Dataset:
__________________________________________________

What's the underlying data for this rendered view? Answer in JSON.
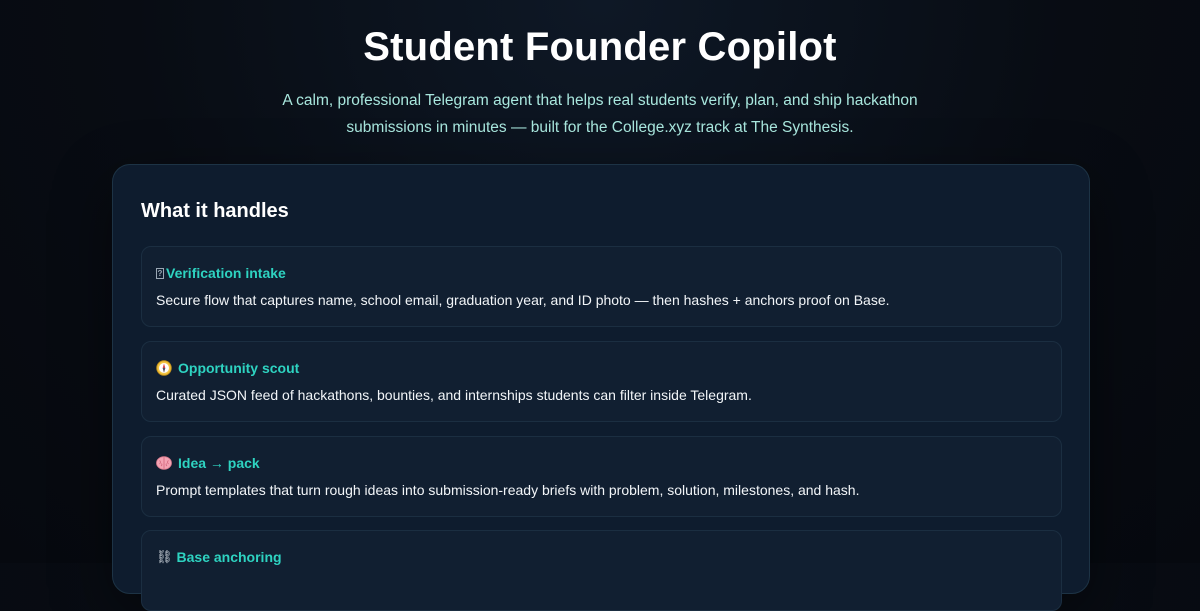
{
  "hero": {
    "title": "Student Founder Copilot",
    "subtitle": "A calm, professional Telegram agent that helps real students verify, plan, and ship hackathon submissions in minutes — built for the College.xyz track at The Synthesis."
  },
  "panel": {
    "title": "What it handles",
    "cards": [
      {
        "icon": "missing-glyph-icon",
        "title": "Verification intake",
        "body": "Secure flow that captures name, school email, graduation year, and ID photo — then hashes + anchors proof on Base."
      },
      {
        "icon": "compass-icon",
        "title": "Opportunity scout",
        "body": "Curated JSON feed of hackathons, bounties, and internships students can filter inside Telegram."
      },
      {
        "icon": "brain-icon",
        "title": "Idea → pack",
        "body": "Prompt templates that turn rough ideas into submission-ready briefs with problem, solution, milestones, and hash."
      },
      {
        "icon": "chain-icon",
        "title": "Base anchoring",
        "body": ""
      }
    ]
  },
  "colors": {
    "background": "#080c13",
    "panel": "#0e1c2e",
    "card": "#111f31",
    "accent": "#2ed3c1",
    "subtitle": "#a9e7de"
  }
}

__________________________________________________

Copy every entry word for word, but omit the pictures.

What's the underlying data for this rendered view? Answer in JSON.
{
  "hero": {
    "title": "Student Founder Copilot",
    "subtitle": "A calm, professional Telegram agent that helps real students verify, plan, and ship hackathon submissions in minutes — built for the College.xyz track at The Synthesis."
  },
  "panel": {
    "title": "What it handles",
    "cards": [
      {
        "icon": "missing-glyph-icon",
        "title": "Verification intake",
        "body": "Secure flow that captures name, school email, graduation year, and ID photo — then hashes + anchors proof on Base."
      },
      {
        "icon": "compass-icon",
        "title": "Opportunity scout",
        "body": "Curated JSON feed of hackathons, bounties, and internships students can filter inside Telegram."
      },
      {
        "icon": "brain-icon",
        "title": "Idea → pack",
        "body": "Prompt templates that turn rough ideas into submission-ready briefs with problem, solution, milestones, and hash."
      },
      {
        "icon": "chain-icon",
        "title": "Base anchoring",
        "body": ""
      }
    ]
  },
  "colors": {
    "background": "#080c13",
    "panel": "#0e1c2e",
    "card": "#111f31",
    "accent": "#2ed3c1",
    "subtitle": "#a9e7de"
  }
}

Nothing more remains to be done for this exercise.